[Data records]

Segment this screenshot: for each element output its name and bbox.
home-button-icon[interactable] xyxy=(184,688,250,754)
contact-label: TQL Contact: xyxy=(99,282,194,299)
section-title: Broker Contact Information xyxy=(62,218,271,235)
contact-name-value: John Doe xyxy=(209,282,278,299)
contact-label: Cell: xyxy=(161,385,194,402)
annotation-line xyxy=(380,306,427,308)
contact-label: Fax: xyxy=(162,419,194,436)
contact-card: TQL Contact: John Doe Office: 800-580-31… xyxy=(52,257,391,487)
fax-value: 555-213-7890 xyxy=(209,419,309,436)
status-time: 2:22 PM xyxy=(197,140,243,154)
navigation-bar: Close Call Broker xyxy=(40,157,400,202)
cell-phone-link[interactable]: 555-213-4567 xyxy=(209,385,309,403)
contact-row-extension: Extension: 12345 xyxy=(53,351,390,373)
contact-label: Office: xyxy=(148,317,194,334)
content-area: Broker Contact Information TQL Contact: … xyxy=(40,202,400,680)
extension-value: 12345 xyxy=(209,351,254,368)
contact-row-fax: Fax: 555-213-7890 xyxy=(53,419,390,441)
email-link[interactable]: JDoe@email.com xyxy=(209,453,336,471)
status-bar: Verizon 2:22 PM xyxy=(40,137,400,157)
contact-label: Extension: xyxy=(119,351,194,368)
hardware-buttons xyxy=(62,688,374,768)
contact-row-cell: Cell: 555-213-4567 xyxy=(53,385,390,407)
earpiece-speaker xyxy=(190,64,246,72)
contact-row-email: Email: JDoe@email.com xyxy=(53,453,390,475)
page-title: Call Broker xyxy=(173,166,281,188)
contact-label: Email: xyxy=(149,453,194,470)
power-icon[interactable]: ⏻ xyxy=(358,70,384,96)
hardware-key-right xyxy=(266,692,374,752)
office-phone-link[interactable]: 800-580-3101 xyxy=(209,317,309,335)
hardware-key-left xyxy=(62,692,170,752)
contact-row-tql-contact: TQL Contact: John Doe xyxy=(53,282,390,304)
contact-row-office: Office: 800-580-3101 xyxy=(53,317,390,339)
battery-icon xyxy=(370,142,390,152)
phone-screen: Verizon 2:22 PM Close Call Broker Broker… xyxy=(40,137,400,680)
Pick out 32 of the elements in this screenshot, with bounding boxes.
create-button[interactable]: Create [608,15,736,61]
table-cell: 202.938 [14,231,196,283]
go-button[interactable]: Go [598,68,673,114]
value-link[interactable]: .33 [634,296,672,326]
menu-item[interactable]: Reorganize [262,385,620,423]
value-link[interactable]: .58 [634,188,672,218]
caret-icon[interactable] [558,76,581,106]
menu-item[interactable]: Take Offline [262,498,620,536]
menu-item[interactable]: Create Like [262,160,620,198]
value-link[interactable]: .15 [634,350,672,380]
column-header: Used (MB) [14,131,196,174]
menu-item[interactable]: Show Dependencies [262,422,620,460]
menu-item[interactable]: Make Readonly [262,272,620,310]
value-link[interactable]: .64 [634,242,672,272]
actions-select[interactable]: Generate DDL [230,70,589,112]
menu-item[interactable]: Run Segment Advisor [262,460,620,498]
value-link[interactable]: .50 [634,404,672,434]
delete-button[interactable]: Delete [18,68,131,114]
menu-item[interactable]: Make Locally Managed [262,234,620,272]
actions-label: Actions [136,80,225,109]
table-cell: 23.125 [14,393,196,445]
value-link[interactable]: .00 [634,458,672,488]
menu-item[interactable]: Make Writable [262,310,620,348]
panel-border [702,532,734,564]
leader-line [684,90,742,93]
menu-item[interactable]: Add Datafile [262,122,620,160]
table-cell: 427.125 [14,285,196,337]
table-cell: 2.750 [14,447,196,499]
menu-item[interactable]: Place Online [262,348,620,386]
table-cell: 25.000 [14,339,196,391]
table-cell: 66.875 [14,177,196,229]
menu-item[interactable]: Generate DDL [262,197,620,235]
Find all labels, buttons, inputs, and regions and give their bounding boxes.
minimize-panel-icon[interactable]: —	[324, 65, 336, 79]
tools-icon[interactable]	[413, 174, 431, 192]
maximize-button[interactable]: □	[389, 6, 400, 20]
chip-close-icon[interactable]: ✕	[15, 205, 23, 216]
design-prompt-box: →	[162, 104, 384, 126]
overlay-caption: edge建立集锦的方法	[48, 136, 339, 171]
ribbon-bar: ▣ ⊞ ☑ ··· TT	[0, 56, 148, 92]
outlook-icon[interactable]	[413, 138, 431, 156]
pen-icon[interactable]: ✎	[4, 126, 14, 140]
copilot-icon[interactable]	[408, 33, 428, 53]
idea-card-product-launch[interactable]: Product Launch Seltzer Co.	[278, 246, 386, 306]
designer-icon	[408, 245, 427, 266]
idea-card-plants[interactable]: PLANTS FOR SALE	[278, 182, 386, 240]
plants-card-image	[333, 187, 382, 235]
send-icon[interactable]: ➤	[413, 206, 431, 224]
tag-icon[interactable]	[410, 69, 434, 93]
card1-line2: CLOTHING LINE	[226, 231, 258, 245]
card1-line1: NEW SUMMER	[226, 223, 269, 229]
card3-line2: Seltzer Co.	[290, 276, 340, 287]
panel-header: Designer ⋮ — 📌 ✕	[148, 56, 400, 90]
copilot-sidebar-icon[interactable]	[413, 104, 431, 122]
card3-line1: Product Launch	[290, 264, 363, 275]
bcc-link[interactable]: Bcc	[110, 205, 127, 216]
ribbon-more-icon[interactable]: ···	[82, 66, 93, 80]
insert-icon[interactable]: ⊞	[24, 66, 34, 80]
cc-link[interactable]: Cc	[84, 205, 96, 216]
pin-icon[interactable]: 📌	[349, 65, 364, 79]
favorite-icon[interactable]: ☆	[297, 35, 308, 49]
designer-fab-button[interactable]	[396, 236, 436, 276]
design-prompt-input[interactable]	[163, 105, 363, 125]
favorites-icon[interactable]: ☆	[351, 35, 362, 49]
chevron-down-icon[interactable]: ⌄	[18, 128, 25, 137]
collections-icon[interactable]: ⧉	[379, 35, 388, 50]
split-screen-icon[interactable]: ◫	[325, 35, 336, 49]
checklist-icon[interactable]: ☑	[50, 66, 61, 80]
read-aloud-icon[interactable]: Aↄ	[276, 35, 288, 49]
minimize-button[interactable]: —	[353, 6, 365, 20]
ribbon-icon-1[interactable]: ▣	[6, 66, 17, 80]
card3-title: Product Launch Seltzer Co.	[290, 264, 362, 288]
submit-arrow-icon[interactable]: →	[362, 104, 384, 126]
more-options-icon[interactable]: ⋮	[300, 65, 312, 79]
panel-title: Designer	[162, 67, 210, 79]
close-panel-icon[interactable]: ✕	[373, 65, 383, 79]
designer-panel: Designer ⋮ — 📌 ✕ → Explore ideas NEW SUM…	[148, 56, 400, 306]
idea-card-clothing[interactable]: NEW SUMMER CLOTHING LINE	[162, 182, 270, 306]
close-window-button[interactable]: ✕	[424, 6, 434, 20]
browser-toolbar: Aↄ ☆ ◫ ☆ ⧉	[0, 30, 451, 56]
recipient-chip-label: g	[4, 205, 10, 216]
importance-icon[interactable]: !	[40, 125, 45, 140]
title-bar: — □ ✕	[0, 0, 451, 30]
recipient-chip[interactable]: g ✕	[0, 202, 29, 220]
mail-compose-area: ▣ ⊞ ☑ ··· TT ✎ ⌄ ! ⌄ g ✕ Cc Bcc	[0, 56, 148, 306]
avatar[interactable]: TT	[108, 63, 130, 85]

[Set task]
Rename "contact-label" to "contact-caption" throughout the listing and write out all its lines again, leaving everything else unchanged.

[Result below]
Segment this screenshot: for each element output its name and bbox.
home-button-icon[interactable] xyxy=(184,688,250,754)
contact-caption: TQL Contact: xyxy=(99,282,194,299)
section-title: Broker Contact Information xyxy=(62,218,271,235)
contact-name-value: John Doe xyxy=(209,282,278,299)
contact-caption: Cell: xyxy=(161,385,194,402)
annotation-line xyxy=(380,306,427,308)
contact-caption: Fax: xyxy=(162,419,194,436)
contact-card: TQL Contact: John Doe Office: 800-580-31… xyxy=(52,257,391,487)
fax-value: 555-213-7890 xyxy=(209,419,309,436)
status-time: 2:22 PM xyxy=(197,140,243,154)
navigation-bar: Close Call Broker xyxy=(40,157,400,202)
cell-phone-link[interactable]: 555-213-4567 xyxy=(209,385,309,403)
contact-row-extension: Extension: 12345 xyxy=(53,351,390,373)
contact-caption: Office: xyxy=(148,317,194,334)
content-area: Broker Contact Information TQL Contact: … xyxy=(40,202,400,680)
extension-value: 12345 xyxy=(209,351,254,368)
contact-row-fax: Fax: 555-213-7890 xyxy=(53,419,390,441)
email-link[interactable]: JDoe@email.com xyxy=(209,453,336,471)
status-bar: Verizon 2:22 PM xyxy=(40,137,400,157)
contact-caption: Extension: xyxy=(119,351,194,368)
hardware-buttons xyxy=(62,688,374,768)
contact-row-cell: Cell: 555-213-4567 xyxy=(53,385,390,407)
earpiece-speaker xyxy=(190,64,246,72)
contact-row-email: Email: JDoe@email.com xyxy=(53,453,390,475)
page-title: Call Broker xyxy=(173,166,281,188)
contact-caption: Email: xyxy=(149,453,194,470)
power-icon[interactable]: ⏻ xyxy=(358,70,384,96)
hardware-key-right xyxy=(266,692,374,752)
office-phone-link[interactable]: 800-580-3101 xyxy=(209,317,309,335)
hardware-key-left xyxy=(62,692,170,752)
contact-row-tql-contact: TQL Contact: John Doe xyxy=(53,282,390,304)
contact-row-office: Office: 800-580-3101 xyxy=(53,317,390,339)
battery-icon xyxy=(370,142,390,152)
phone-screen: Verizon 2:22 PM Close Call Broker Broker… xyxy=(40,137,400,680)
Pick out 32 of the elements in this screenshot, with bounding boxes.
create-button[interactable]: Create [608,15,736,61]
table-cell: 202.938 [14,231,196,283]
go-button[interactable]: Go [598,68,673,114]
value-link[interactable]: .33 [634,296,672,326]
menu-item[interactable]: Reorganize [262,385,620,423]
value-link[interactable]: .58 [634,188,672,218]
caret-icon[interactable] [558,76,581,106]
menu-item[interactable]: Take Offline [262,498,620,536]
menu-item[interactable]: Create Like [262,160,620,198]
value-link[interactable]: .15 [634,350,672,380]
column-header: Used (MB) [14,131,196,174]
menu-item[interactable]: Show Dependencies [262,422,620,460]
menu-item[interactable]: Make Readonly [262,272,620,310]
value-link[interactable]: .64 [634,242,672,272]
actions-select[interactable]: Generate DDL [230,70,589,112]
menu-item[interactable]: Run Segment Advisor [262,460,620,498]
value-link[interactable]: .50 [634,404,672,434]
delete-button[interactable]: Delete [18,68,131,114]
menu-item[interactable]: Make Locally Managed [262,234,620,272]
actions-label: Actions [136,80,225,109]
table-cell: 23.125 [14,393,196,445]
value-link[interactable]: .00 [634,458,672,488]
menu-item[interactable]: Make Writable [262,310,620,348]
panel-border [702,532,734,564]
leader-line [684,90,742,93]
menu-item[interactable]: Add Datafile [262,122,620,160]
table-cell: 427.125 [14,285,196,337]
table-cell: 2.750 [14,447,196,499]
menu-item[interactable]: Place Online [262,348,620,386]
table-cell: 25.000 [14,339,196,391]
table-cell: 66.875 [14,177,196,229]
menu-item[interactable]: Generate DDL [262,197,620,235]
Find all labels, buttons, inputs, and regions and give their bounding boxes.
minimize-panel-icon[interactable]: —	[324, 65, 336, 79]
tools-icon[interactable]	[413, 174, 431, 192]
maximize-button[interactable]: □	[389, 6, 400, 20]
chip-close-icon[interactable]: ✕	[15, 205, 23, 216]
design-prompt-box: →	[162, 104, 384, 126]
overlay-caption: edge建立集锦的方法	[48, 136, 339, 171]
ribbon-bar: ▣ ⊞ ☑ ··· TT	[0, 56, 148, 92]
outlook-icon[interactable]	[413, 138, 431, 156]
pen-icon[interactable]: ✎	[4, 126, 14, 140]
copilot-icon[interactable]	[408, 33, 428, 53]
idea-card-product-launch[interactable]: Product Launch Seltzer Co.	[278, 246, 386, 306]
designer-icon	[408, 245, 427, 266]
idea-card-plants[interactable]: PLANTS FOR SALE	[278, 182, 386, 240]
plants-card-image	[333, 187, 382, 235]
send-icon[interactable]: ➤	[413, 206, 431, 224]
tag-icon[interactable]	[410, 69, 434, 93]
card1-line2: CLOTHING LINE	[226, 231, 258, 245]
card1-line1: NEW SUMMER	[226, 223, 269, 229]
card3-line2: Seltzer Co.	[290, 276, 340, 287]
panel-header: Designer ⋮ — 📌 ✕	[148, 56, 400, 90]
copilot-sidebar-icon[interactable]	[413, 104, 431, 122]
card3-line1: Product Launch	[290, 264, 363, 275]
bcc-link[interactable]: Bcc	[110, 205, 127, 216]
ribbon-more-icon[interactable]: ···	[82, 66, 93, 80]
insert-icon[interactable]: ⊞	[24, 66, 34, 80]
cc-link[interactable]: Cc	[84, 205, 96, 216]
pin-icon[interactable]: 📌	[349, 65, 364, 79]
favorite-icon[interactable]: ☆	[297, 35, 308, 49]
designer-fab-button[interactable]	[396, 236, 436, 276]
design-prompt-input[interactable]	[163, 105, 363, 125]
favorites-icon[interactable]: ☆	[351, 35, 362, 49]
chevron-down-icon[interactable]: ⌄	[18, 128, 25, 137]
collections-icon[interactable]: ⧉	[379, 35, 388, 50]
split-screen-icon[interactable]: ◫	[325, 35, 336, 49]
checklist-icon[interactable]: ☑	[50, 66, 61, 80]
read-aloud-icon[interactable]: Aↄ	[276, 35, 288, 49]
minimize-button[interactable]: —	[353, 6, 365, 20]
ribbon-icon-1[interactable]: ▣	[6, 66, 17, 80]
card3-title: Product Launch Seltzer Co.	[290, 264, 362, 288]
submit-arrow-icon[interactable]: →	[362, 104, 384, 126]
more-options-icon[interactable]: ⋮	[300, 65, 312, 79]
panel-title: Designer	[162, 67, 210, 79]
close-panel-icon[interactable]: ✕	[373, 65, 383, 79]
designer-panel: Designer ⋮ — 📌 ✕ → Explore ideas NEW SUM…	[148, 56, 400, 306]
idea-card-clothing[interactable]: NEW SUMMER CLOTHING LINE	[162, 182, 270, 306]
close-window-button[interactable]: ✕	[424, 6, 434, 20]
browser-toolbar: Aↄ ☆ ◫ ☆ ⧉	[0, 30, 451, 56]
recipient-chip-label: g	[4, 205, 10, 216]
importance-icon[interactable]: !	[40, 125, 45, 140]
title-bar: — □ ✕	[0, 0, 451, 30]
recipient-chip[interactable]: g ✕	[0, 202, 29, 220]
mail-compose-area: ▣ ⊞ ☑ ··· TT ✎ ⌄ ! ⌄ g ✕ Cc Bcc	[0, 56, 148, 306]
avatar[interactable]: TT	[108, 63, 130, 85]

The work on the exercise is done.